- **Selected extract**:
════════════════

Our family's liberal arts college experience

Frankly, pushing a kid into engineering when their heart isn't in it is a recipe for a bunch of failed classes and extra student loan debt.

The kid has to have both the aptitude and desire to slog through it. If either of those is missing, they are almost guarrenteed to fail out.

Heck, a pretty large portion of the kids with the aptitude and desire fail out. :)

And worse, what if we were living in a world engineered by people who really had no aptitude for it or pride or passion in their work but felt they had to get that ROI on a degree so struggled through? Oops, that building just fell over. Oops, that bridge just collapsed. Oops, my tires are four different sizes but it's okay because my car stopped starting after two months.
 
At the U of Minn, there was a GPA requirement for each engineering major at the start of the 3rd year. So you would need a 2.7 to start the "upper division" classes for Mech Engineering, or a 2.5 for EE, etc. They used it to control the number of applicants to the various majors. If a major got more or less popular, they would raise or lower the GPA requirement to get the number of students they had room for.

I remember that a lot of engineering students that were passing with C's but couldn't meet that GPA requirement ended up in Economics. It was one of the majors that had requirements that kept all of the Calculus from being wasted.

They say 50%, and at my university, that was true. When I think of my classmates in engineering, about 10% just quit college. The other 40% switched majors. Many went into education, although a few went into business and liberal arts. Two of my friends are very successful in business now. One runs his own landscaping business, the other is a manager at a manufacturing plant.

And then there are those who make it through to the working world and flame out there. The #1 reason I see that happen is lack of communication skills. STEM is great, but if you are at a college that somehow allows you to never have to write a paper or express yourself in written and spoken thought, you are sunk. Seen that a few times.
 
While it's simplistic to assume that you'll automatically get rich if you "follow your passions", life is too short to go into something you don't like just for the money.

════════════════

- **Listings of boxed layout items**:
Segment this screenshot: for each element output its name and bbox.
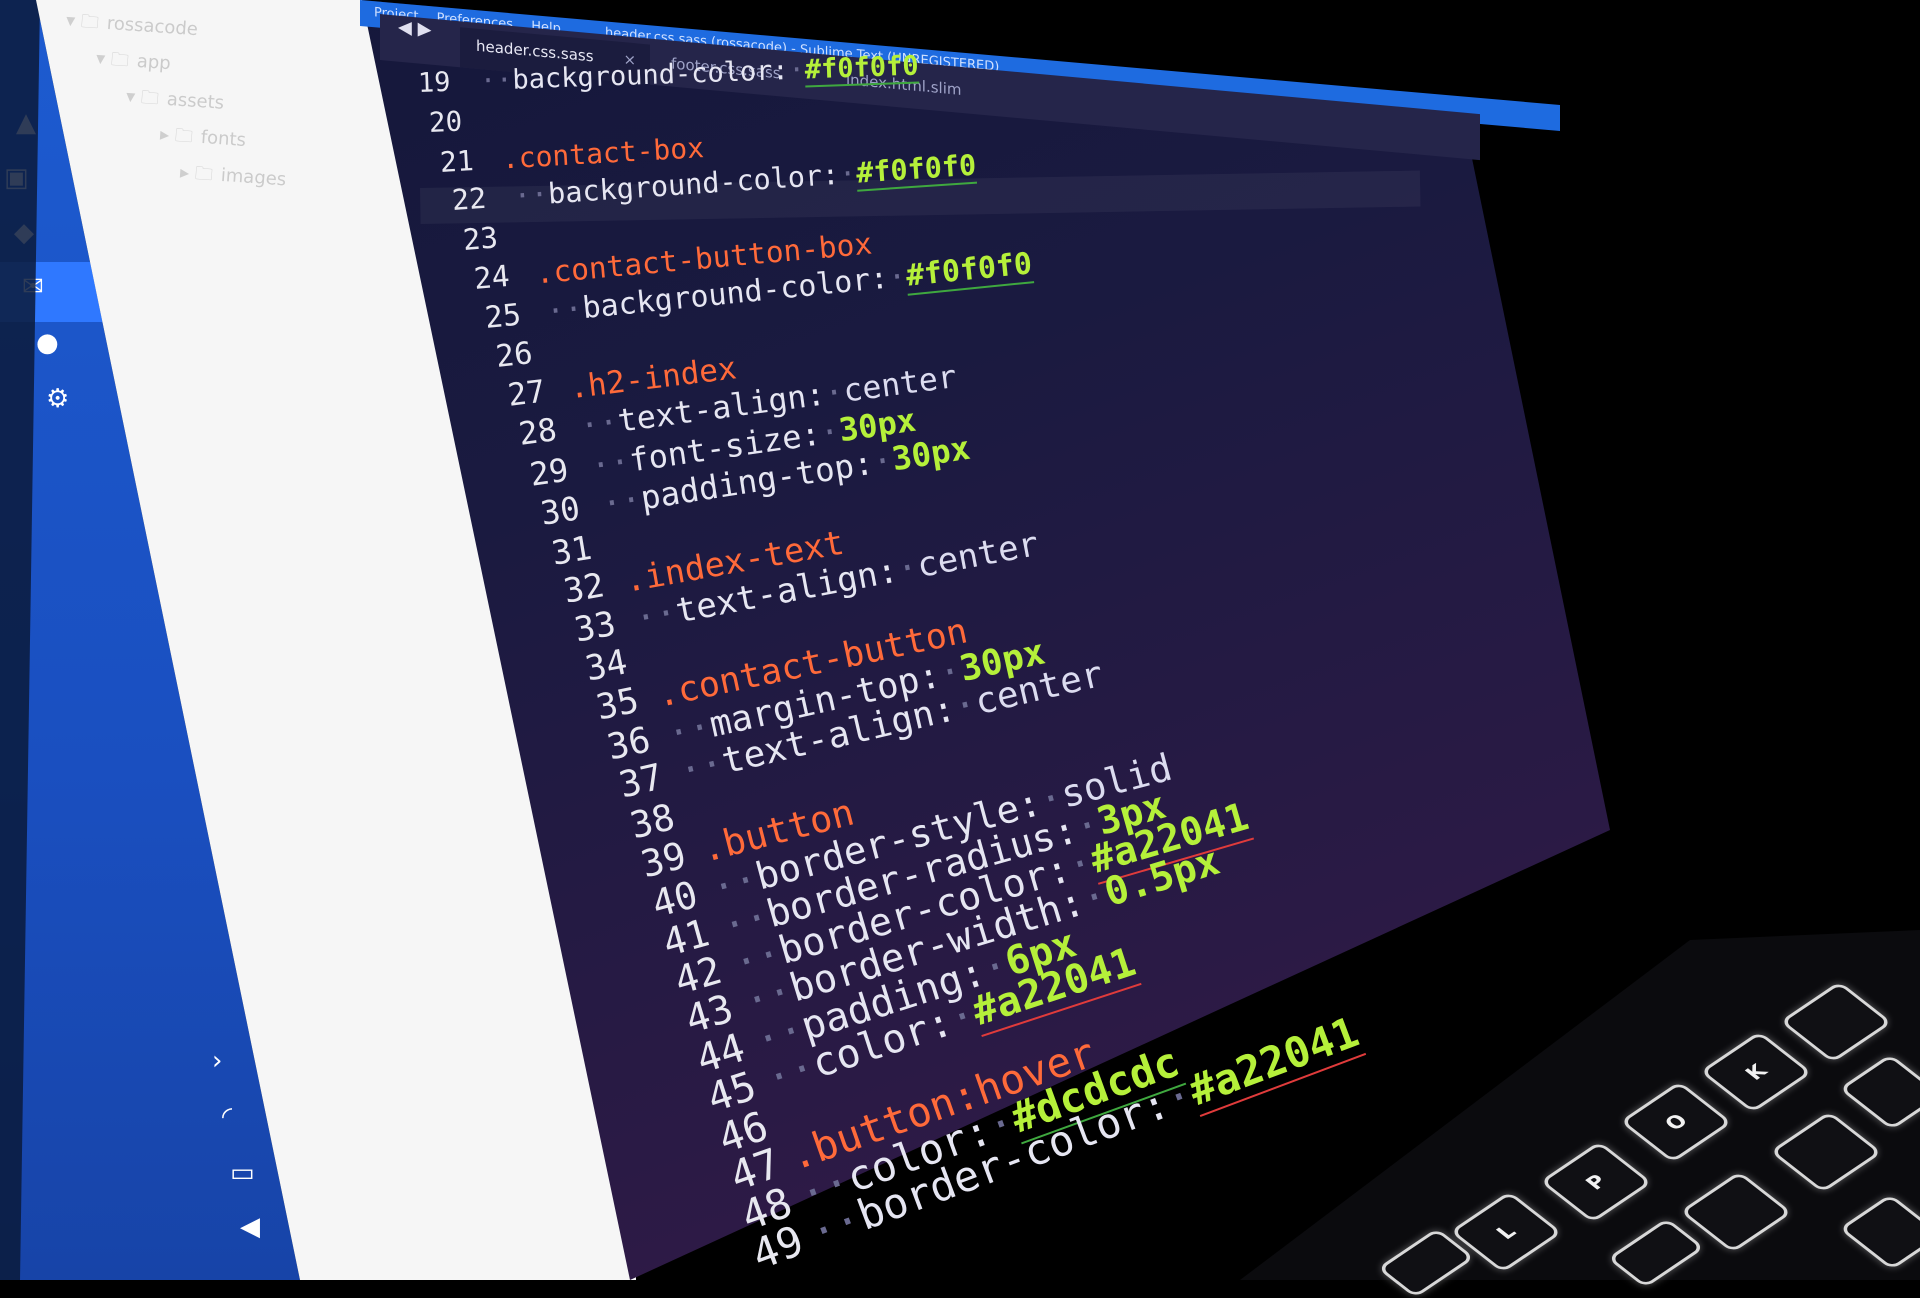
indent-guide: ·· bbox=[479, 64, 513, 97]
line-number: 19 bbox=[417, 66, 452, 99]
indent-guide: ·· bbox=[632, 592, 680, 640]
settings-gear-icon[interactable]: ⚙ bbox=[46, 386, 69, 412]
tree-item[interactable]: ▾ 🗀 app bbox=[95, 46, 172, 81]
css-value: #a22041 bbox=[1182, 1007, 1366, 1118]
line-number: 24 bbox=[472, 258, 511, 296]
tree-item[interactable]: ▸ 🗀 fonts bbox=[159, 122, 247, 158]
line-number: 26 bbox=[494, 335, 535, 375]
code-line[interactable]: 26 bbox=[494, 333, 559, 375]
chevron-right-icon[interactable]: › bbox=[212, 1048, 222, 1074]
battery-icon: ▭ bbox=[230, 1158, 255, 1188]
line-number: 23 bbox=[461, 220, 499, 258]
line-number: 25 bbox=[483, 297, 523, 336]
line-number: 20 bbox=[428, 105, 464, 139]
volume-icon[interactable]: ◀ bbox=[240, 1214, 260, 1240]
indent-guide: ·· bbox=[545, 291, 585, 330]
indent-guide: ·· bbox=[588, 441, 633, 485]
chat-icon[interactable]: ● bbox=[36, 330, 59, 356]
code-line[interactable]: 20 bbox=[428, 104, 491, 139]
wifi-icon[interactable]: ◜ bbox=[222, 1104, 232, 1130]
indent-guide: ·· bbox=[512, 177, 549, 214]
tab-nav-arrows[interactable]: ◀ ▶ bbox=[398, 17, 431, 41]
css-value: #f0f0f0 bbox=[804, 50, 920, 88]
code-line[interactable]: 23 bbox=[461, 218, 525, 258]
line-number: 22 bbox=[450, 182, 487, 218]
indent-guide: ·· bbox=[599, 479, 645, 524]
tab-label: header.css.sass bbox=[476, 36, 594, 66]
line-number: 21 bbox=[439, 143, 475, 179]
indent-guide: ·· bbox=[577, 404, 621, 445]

════════════════

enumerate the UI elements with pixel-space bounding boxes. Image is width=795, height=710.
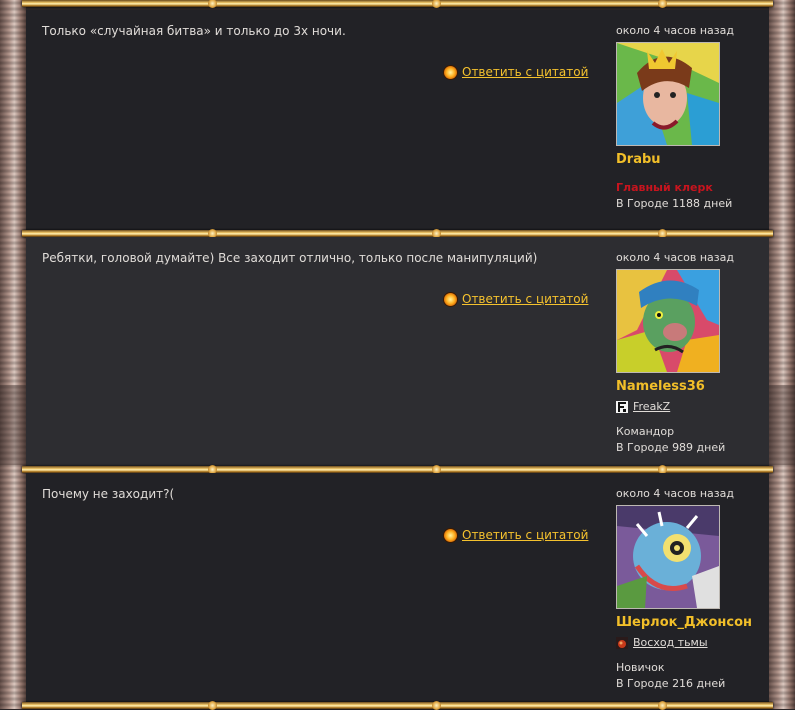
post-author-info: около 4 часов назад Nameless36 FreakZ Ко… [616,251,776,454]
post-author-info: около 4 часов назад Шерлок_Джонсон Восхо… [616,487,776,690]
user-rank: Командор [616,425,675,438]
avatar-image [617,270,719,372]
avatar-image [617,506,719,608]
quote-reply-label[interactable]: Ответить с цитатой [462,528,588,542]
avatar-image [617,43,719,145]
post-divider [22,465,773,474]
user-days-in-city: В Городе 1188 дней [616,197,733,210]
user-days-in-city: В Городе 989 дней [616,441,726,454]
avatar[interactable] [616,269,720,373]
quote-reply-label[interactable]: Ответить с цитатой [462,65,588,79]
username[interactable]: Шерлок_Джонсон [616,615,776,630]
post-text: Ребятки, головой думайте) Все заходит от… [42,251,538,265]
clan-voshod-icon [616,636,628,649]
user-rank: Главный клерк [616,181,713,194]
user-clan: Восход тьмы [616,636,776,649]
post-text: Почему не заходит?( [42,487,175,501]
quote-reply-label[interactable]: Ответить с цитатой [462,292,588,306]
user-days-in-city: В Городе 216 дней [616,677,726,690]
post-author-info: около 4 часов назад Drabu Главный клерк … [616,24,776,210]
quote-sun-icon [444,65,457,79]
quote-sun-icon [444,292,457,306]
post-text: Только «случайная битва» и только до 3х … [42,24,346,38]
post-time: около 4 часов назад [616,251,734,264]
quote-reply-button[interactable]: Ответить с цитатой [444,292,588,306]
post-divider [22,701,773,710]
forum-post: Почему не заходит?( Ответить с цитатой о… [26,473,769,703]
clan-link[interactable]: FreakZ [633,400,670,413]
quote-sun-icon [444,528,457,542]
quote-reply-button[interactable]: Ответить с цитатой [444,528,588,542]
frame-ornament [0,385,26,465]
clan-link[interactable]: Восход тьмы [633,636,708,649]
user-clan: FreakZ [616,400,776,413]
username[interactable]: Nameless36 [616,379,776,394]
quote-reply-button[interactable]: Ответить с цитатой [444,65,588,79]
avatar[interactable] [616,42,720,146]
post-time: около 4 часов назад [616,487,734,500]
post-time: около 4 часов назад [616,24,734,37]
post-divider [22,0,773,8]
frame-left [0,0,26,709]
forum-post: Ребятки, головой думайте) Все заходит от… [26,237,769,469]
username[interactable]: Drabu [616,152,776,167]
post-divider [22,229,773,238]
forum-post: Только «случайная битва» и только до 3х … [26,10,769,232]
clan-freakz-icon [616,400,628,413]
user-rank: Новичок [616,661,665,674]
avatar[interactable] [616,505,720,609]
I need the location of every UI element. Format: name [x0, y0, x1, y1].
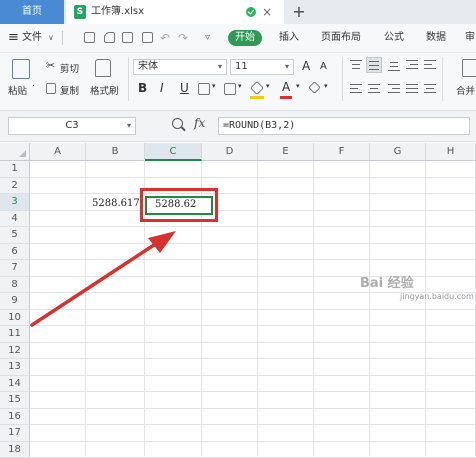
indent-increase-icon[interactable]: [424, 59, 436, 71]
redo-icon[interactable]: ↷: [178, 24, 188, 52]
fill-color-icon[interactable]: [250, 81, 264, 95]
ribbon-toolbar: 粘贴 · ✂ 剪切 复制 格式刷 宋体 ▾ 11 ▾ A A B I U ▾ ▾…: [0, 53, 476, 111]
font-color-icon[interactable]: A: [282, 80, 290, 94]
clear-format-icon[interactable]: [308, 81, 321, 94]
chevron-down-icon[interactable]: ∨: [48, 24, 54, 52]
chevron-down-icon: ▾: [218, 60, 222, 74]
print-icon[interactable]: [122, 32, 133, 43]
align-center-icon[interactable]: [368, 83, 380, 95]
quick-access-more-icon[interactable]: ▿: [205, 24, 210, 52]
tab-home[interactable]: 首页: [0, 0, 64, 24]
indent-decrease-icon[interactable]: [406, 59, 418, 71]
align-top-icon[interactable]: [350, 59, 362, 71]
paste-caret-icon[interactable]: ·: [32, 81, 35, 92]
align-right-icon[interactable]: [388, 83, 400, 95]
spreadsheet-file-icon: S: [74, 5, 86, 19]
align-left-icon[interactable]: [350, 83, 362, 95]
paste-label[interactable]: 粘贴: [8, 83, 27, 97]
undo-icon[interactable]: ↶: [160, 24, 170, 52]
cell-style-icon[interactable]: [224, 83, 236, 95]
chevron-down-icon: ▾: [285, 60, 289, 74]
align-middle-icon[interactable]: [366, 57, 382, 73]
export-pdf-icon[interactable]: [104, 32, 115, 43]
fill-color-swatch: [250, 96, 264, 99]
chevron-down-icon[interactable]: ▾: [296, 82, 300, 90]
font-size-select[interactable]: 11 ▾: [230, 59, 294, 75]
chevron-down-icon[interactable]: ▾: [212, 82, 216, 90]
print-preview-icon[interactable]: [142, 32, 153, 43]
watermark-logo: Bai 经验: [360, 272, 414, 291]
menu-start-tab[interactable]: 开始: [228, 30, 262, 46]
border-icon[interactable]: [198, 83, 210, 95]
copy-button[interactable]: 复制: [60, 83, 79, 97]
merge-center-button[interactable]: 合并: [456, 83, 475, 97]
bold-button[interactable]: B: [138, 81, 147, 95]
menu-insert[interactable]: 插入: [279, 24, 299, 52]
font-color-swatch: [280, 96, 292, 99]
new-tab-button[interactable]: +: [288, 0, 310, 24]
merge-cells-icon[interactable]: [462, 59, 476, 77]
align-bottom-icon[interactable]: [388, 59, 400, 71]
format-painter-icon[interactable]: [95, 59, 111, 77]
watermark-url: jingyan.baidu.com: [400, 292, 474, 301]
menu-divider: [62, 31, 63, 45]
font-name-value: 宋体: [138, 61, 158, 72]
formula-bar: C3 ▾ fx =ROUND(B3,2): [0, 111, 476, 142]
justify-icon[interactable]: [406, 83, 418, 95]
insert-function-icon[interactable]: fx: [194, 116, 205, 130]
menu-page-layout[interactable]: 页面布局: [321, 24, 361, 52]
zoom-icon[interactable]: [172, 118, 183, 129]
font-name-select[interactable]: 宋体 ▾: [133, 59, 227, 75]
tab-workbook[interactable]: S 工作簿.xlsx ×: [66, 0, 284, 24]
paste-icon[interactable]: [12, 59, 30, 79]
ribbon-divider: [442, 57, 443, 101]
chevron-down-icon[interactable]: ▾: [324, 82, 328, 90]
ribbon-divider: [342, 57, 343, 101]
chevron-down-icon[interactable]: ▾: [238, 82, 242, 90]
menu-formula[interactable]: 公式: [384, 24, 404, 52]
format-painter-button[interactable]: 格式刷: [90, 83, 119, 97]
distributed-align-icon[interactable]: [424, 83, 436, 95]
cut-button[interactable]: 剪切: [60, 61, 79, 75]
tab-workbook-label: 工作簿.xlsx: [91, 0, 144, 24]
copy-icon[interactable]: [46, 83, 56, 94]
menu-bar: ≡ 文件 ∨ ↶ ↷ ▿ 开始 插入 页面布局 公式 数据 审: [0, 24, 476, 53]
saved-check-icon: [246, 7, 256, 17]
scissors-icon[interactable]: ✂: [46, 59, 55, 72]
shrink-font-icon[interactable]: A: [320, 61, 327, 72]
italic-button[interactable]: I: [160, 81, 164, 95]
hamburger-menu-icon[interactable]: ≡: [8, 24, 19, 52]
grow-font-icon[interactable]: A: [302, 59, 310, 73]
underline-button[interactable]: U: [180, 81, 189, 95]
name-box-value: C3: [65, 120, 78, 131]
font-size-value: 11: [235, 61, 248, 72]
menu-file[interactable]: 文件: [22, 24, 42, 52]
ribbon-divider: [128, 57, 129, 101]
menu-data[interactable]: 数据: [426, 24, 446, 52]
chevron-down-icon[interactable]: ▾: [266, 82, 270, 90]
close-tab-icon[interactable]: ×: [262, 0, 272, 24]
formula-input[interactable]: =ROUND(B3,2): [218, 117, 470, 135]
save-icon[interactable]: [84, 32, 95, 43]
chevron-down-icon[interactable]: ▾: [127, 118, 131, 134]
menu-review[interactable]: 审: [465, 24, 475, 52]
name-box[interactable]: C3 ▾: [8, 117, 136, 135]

════════════════

- **Requirements**:
A - Rewrite the listing lines from the one containing "post-author-info: около 4 часов назад Nameless36" down through the one containing "clan-voshod-icon [616,636,628,649]", replacing "quote-reply-label" with "reply-with-quote" and leaving everything else unchanged.
B - Carry the comments on engineering and college majors forward from the point where they stop.
The text and the listings were taken from separate sources.

- **Task answers**:
A -
post-author-info: около 4 часов назад Nameless36 FreakZ Ко… [616,251,776,454]
post-author-info: около 4 часов назад Шерлок_Джонсон Восхо… [616,487,776,690]
user-rank: Командор [616,425,675,438]
avatar-image [617,270,719,372]
avatar-image [617,506,719,608]
reply-with-quote[interactable]: Ответить с цитатой [462,528,588,542]
avatar-image [617,43,719,145]
post-divider [22,465,773,474]
user-days-in-city: В Городе 1188 дней [616,197,733,210]
user-days-in-city: В Городе 989 дней [616,441,726,454]
avatar[interactable] [616,269,720,373]
reply-with-quote[interactable]: Ответить с цитатой [462,65,588,79]
username[interactable]: Шерлок_Джонсон [616,615,776,630]
post-text: Ребятки, головой думайте) Все заходит от… [42,251,538,265]
clan-voshod-icon [616,636,628,649]

B -
I will also add the corollary (made up by me :D ):

"Life is too long to do something you love that won't pay the bills"

I agree that the kid has to do something they like and interested in. However it is important to understand consequences of decisions to get a degree in a major with poor employment prospects and poor future earning potential. Most of use on E-R.org are able to do it because we do have sufficient income to provide enough for savings and ability to build up an amount that can support our desired lifestyle in retirement. Even LBYM can be tough if you barely make enough to survive.
 
Could you elaborate some on the degree to which the college provided access to jobs for graduates in terms of things like internships, career advisory/placement activities such as job fairs and corporate visits, networking with alumni, etc.? My observation is that these become especially important outside of the non-STEM majors, and it is important for a school to be strong in these areas and for students to take advantage of them.

So, this is one of the areas where I think the colleges fell short. While both schools had a career center where the kids could go and research internships, get lists of alumni, get help with updating a resume', etc. for the most part, the schools were not particularly successful as acting an an intermediary in terms "connecting" the kids to strong employment opportunities. One of my children was able to find a couple of opportunities for summer internships, and worked (unpaid) at a museum and a newspaper. He found both of these opportunities independently of the school. In terms of their post graduate employment, same story--neither got a job via a school "job fair" or such. They both basically did a bunch of searching on-line.

Maybe I had greater expectations of the schools' services than what was realistic.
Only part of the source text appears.